---------- Exercise materials

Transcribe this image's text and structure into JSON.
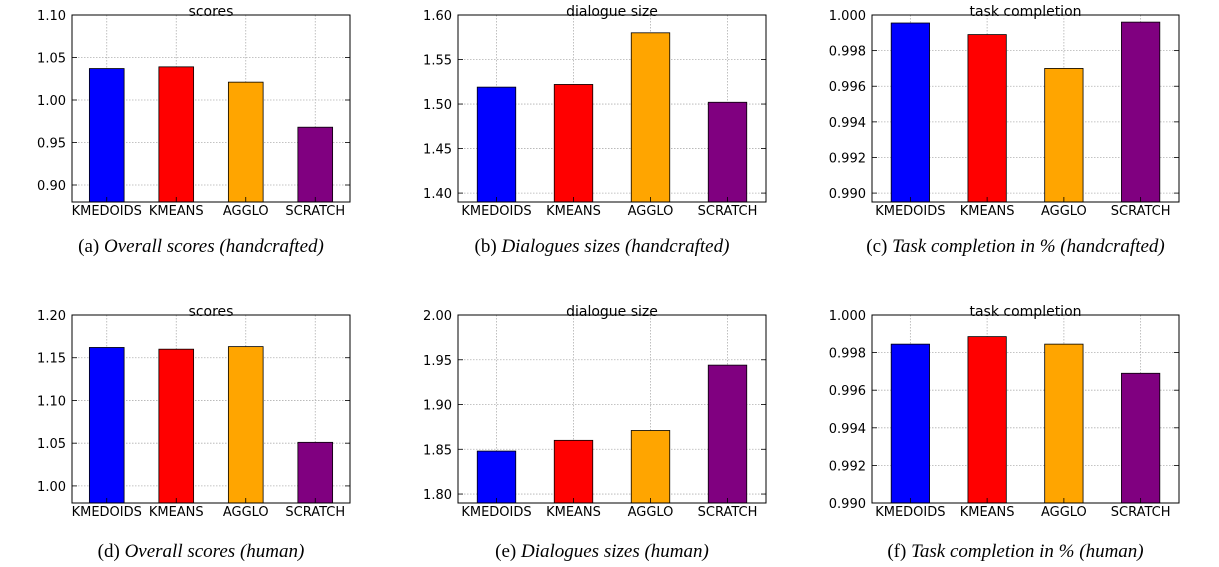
{
  "chart_data": [
    {
      "type": "bar",
      "title": "scores",
      "categories": [
        "KMEDOIDS",
        "KMEANS",
        "AGGLO",
        "SCRATCH"
      ],
      "values": [
        1.037,
        1.039,
        1.021,
        0.968
      ],
      "colors": [
        "#0000ff",
        "#ff0000",
        "#ffa500",
        "#800080"
      ],
      "ylim": [
        0.88,
        1.1
      ],
      "yticks": [
        "0.90",
        "0.95",
        "1.00",
        "1.05",
        "1.10"
      ],
      "grid": true,
      "caption_tag": "(a)",
      "caption_text": "Overall scores (handcrafted)"
    },
    {
      "type": "bar",
      "title": "dialogue size",
      "categories": [
        "KMEDOIDS",
        "KMEANS",
        "AGGLO",
        "SCRATCH"
      ],
      "values": [
        1.519,
        1.522,
        1.58,
        1.502
      ],
      "colors": [
        "#0000ff",
        "#ff0000",
        "#ffa500",
        "#800080"
      ],
      "ylim": [
        1.39,
        1.6
      ],
      "yticks": [
        "1.40",
        "1.45",
        "1.50",
        "1.55",
        "1.60"
      ],
      "grid": true,
      "caption_tag": "(b)",
      "caption_text": "Dialogues sizes (handcrafted)"
    },
    {
      "type": "bar",
      "title": "task completion",
      "categories": [
        "KMEDOIDS",
        "KMEANS",
        "AGGLO",
        "SCRATCH"
      ],
      "values": [
        0.99955,
        0.9989,
        0.997,
        0.9996
      ],
      "colors": [
        "#0000ff",
        "#ff0000",
        "#ffa500",
        "#800080"
      ],
      "ylim": [
        0.9895,
        1.0
      ],
      "yticks": [
        "0.990",
        "0.992",
        "0.994",
        "0.996",
        "0.998",
        "1.000"
      ],
      "grid": true,
      "caption_tag": "(c)",
      "caption_text": "Task completion in % (handcrafted)"
    },
    {
      "type": "bar",
      "title": "scores",
      "categories": [
        "KMEDOIDS",
        "KMEANS",
        "AGGLO",
        "SCRATCH"
      ],
      "values": [
        1.162,
        1.16,
        1.163,
        1.051
      ],
      "colors": [
        "#0000ff",
        "#ff0000",
        "#ffa500",
        "#800080"
      ],
      "ylim": [
        0.98,
        1.2
      ],
      "yticks": [
        "1.00",
        "1.05",
        "1.10",
        "1.15",
        "1.20"
      ],
      "grid": true,
      "caption_tag": "(d)",
      "caption_text": "Overall scores (human)"
    },
    {
      "type": "bar",
      "title": "dialogue size",
      "categories": [
        "KMEDOIDS",
        "KMEANS",
        "AGGLO",
        "SCRATCH"
      ],
      "values": [
        1.848,
        1.86,
        1.871,
        1.944
      ],
      "colors": [
        "#0000ff",
        "#ff0000",
        "#ffa500",
        "#800080"
      ],
      "ylim": [
        1.79,
        2.0
      ],
      "yticks": [
        "1.80",
        "1.85",
        "1.90",
        "1.95",
        "2.00"
      ],
      "grid": true,
      "caption_tag": "(e)",
      "caption_text": "Dialogues sizes (human)"
    },
    {
      "type": "bar",
      "title": "task completion",
      "categories": [
        "KMEDOIDS",
        "KMEANS",
        "AGGLO",
        "SCRATCH"
      ],
      "values": [
        0.99845,
        0.99885,
        0.99845,
        0.9969
      ],
      "colors": [
        "#0000ff",
        "#ff0000",
        "#ffa500",
        "#800080"
      ],
      "ylim": [
        0.99,
        1.0
      ],
      "yticks": [
        "0.990",
        "0.992",
        "0.994",
        "0.996",
        "0.998",
        "1.000"
      ],
      "grid": true,
      "caption_tag": "(f)",
      "caption_text": "Task completion in % (human)"
    }
  ]
}
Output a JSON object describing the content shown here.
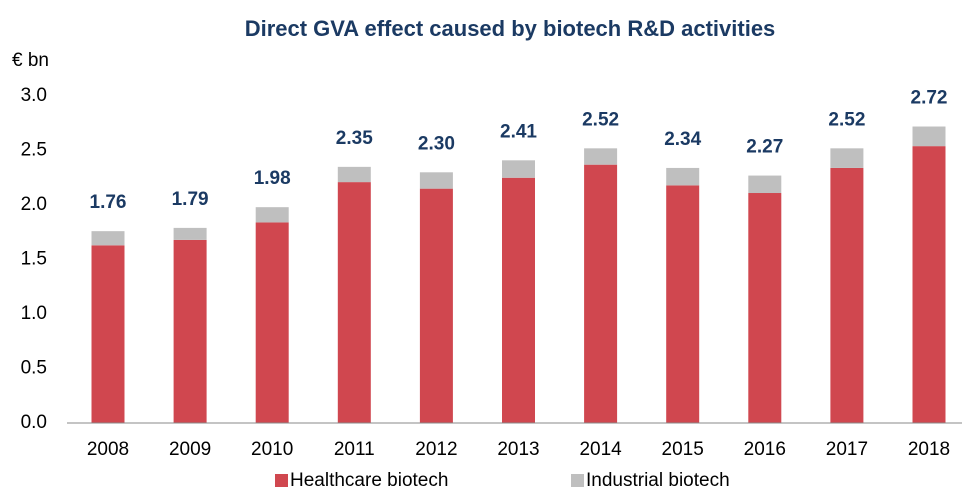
{
  "chart_data": {
    "type": "stacked_bar",
    "title": "Direct GVA effect caused by biotech R&D activities",
    "y_label": "€ bn",
    "categories": [
      "2008",
      "2009",
      "2010",
      "2011",
      "2012",
      "2013",
      "2014",
      "2015",
      "2016",
      "2017",
      "2018"
    ],
    "series": [
      {
        "name": "Healthcare biotech",
        "color": "#d0474f",
        "values": [
          1.63,
          1.68,
          1.84,
          2.21,
          2.15,
          2.25,
          2.37,
          2.18,
          2.11,
          2.34,
          2.54
        ]
      },
      {
        "name": "Industrial biotech",
        "color": "#bfbfbf",
        "values": [
          0.13,
          0.11,
          0.14,
          0.14,
          0.15,
          0.16,
          0.15,
          0.16,
          0.16,
          0.18,
          0.18
        ]
      }
    ],
    "totals": [
      1.76,
      1.79,
      1.98,
      2.35,
      2.3,
      2.41,
      2.52,
      2.34,
      2.27,
      2.52,
      2.72
    ],
    "total_labels": [
      "1.76",
      "1.79",
      "1.98",
      "2.35",
      "2.30",
      "2.41",
      "2.52",
      "2.34",
      "2.27",
      "2.52",
      "2.72"
    ],
    "ylim": [
      0,
      3.0
    ],
    "yticks": [
      {
        "value": 0,
        "label": "0.0"
      },
      {
        "value": 0.5,
        "label": "0.5"
      },
      {
        "value": 1,
        "label": "1.0"
      },
      {
        "value": 1.5,
        "label": "1.5"
      },
      {
        "value": 2,
        "label": "2.0"
      },
      {
        "value": 2.5,
        "label": "2.5"
      },
      {
        "value": 3,
        "label": "3.0"
      }
    ],
    "grid": false,
    "legend": "bottom"
  }
}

--------------------

_The request_: Make an exact copy of all entries above, dropping the images.

_Written answer_:
Transcribe this image's text and structure into JSON.
{
  "chart_data": [
    {
      "type": "bar",
      "title": "scores",
      "categories": [
        "KMEDOIDS",
        "KMEANS",
        "AGGLO",
        "SCRATCH"
      ],
      "values": [
        1.037,
        1.039,
        1.021,
        0.968
      ],
      "colors": [
        "#0000ff",
        "#ff0000",
        "#ffa500",
        "#800080"
      ],
      "ylim": [
        0.88,
        1.1
      ],
      "yticks": [
        "0.90",
        "0.95",
        "1.00",
        "1.05",
        "1.10"
      ],
      "grid": true,
      "caption_tag": "(a)",
      "caption_text": "Overall scores (handcrafted)"
    },
    {
      "type": "bar",
      "title": "dialogue size",
      "categories": [
        "KMEDOIDS",
        "KMEANS",
        "AGGLO",
        "SCRATCH"
      ],
      "values": [
        1.519,
        1.522,
        1.58,
        1.502
      ],
      "colors": [
        "#0000ff",
        "#ff0000",
        "#ffa500",
        "#800080"
      ],
      "ylim": [
        1.39,
        1.6
      ],
      "yticks": [
        "1.40",
        "1.45",
        "1.50",
        "1.55",
        "1.60"
      ],
      "grid": true,
      "caption_tag": "(b)",
      "caption_text": "Dialogues sizes (handcrafted)"
    },
    {
      "type": "bar",
      "title": "task completion",
      "categories": [
        "KMEDOIDS",
        "KMEANS",
        "AGGLO",
        "SCRATCH"
      ],
      "values": [
        0.99955,
        0.9989,
        0.997,
        0.9996
      ],
      "colors": [
        "#0000ff",
        "#ff0000",
        "#ffa500",
        "#800080"
      ],
      "ylim": [
        0.9895,
        1.0
      ],
      "yticks": [
        "0.990",
        "0.992",
        "0.994",
        "0.996",
        "0.998",
        "1.000"
      ],
      "grid": true,
      "caption_tag": "(c)",
      "caption_text": "Task completion in % (handcrafted)"
    },
    {
      "type": "bar",
      "title": "scores",
      "categories": [
        "KMEDOIDS",
        "KMEANS",
        "AGGLO",
        "SCRATCH"
      ],
      "values": [
        1.162,
        1.16,
        1.163,
        1.051
      ],
      "colors": [
        "#0000ff",
        "#ff0000",
        "#ffa500",
        "#800080"
      ],
      "ylim": [
        0.98,
        1.2
      ],
      "yticks": [
        "1.00",
        "1.05",
        "1.10",
        "1.15",
        "1.20"
      ],
      "grid": true,
      "caption_tag": "(d)",
      "caption_text": "Overall scores (human)"
    },
    {
      "type": "bar",
      "title": "dialogue size",
      "categories": [
        "KMEDOIDS",
        "KMEANS",
        "AGGLO",
        "SCRATCH"
      ],
      "values": [
        1.848,
        1.86,
        1.871,
        1.944
      ],
      "colors": [
        "#0000ff",
        "#ff0000",
        "#ffa500",
        "#800080"
      ],
      "ylim": [
        1.79,
        2.0
      ],
      "yticks": [
        "1.80",
        "1.85",
        "1.90",
        "1.95",
        "2.00"
      ],
      "grid": true,
      "caption_tag": "(e)",
      "caption_text": "Dialogues sizes (human)"
    },
    {
      "type": "bar",
      "title": "task completion",
      "categories": [
        "KMEDOIDS",
        "KMEANS",
        "AGGLO",
        "SCRATCH"
      ],
      "values": [
        0.99845,
        0.99885,
        0.99845,
        0.9969
      ],
      "colors": [
        "#0000ff",
        "#ff0000",
        "#ffa500",
        "#800080"
      ],
      "ylim": [
        0.99,
        1.0
      ],
      "yticks": [
        "0.990",
        "0.992",
        "0.994",
        "0.996",
        "0.998",
        "1.000"
      ],
      "grid": true,
      "caption_tag": "(f)",
      "caption_text": "Task completion in % (human)"
    }
  ]
}
Output a JSON object describing the content shown here.
{
  "chart_data": {
    "type": "stacked_bar",
    "title": "Direct GVA effect caused by biotech R&D activities",
    "y_label": "€ bn",
    "categories": [
      "2008",
      "2009",
      "2010",
      "2011",
      "2012",
      "2013",
      "2014",
      "2015",
      "2016",
      "2017",
      "2018"
    ],
    "series": [
      {
        "name": "Healthcare biotech",
        "color": "#d0474f",
        "values": [
          1.63,
          1.68,
          1.84,
          2.21,
          2.15,
          2.25,
          2.37,
          2.18,
          2.11,
          2.34,
          2.54
        ]
      },
      {
        "name": "Industrial biotech",
        "color": "#bfbfbf",
        "values": [
          0.13,
          0.11,
          0.14,
          0.14,
          0.15,
          0.16,
          0.15,
          0.16,
          0.16,
          0.18,
          0.18
        ]
      }
    ],
    "totals": [
      1.76,
      1.79,
      1.98,
      2.35,
      2.3,
      2.41,
      2.52,
      2.34,
      2.27,
      2.52,
      2.72
    ],
    "total_labels": [
      "1.76",
      "1.79",
      "1.98",
      "2.35",
      "2.30",
      "2.41",
      "2.52",
      "2.34",
      "2.27",
      "2.52",
      "2.72"
    ],
    "ylim": [
      0,
      3.0
    ],
    "yticks": [
      {
        "value": 0,
        "label": "0.0"
      },
      {
        "value": 0.5,
        "label": "0.5"
      },
      {
        "value": 1,
        "label": "1.0"
      },
      {
        "value": 1.5,
        "label": "1.5"
      },
      {
        "value": 2,
        "label": "2.0"
      },
      {
        "value": 2.5,
        "label": "2.5"
      },
      {
        "value": 3,
        "label": "3.0"
      }
    ],
    "grid": false,
    "legend": "bottom"
  }
}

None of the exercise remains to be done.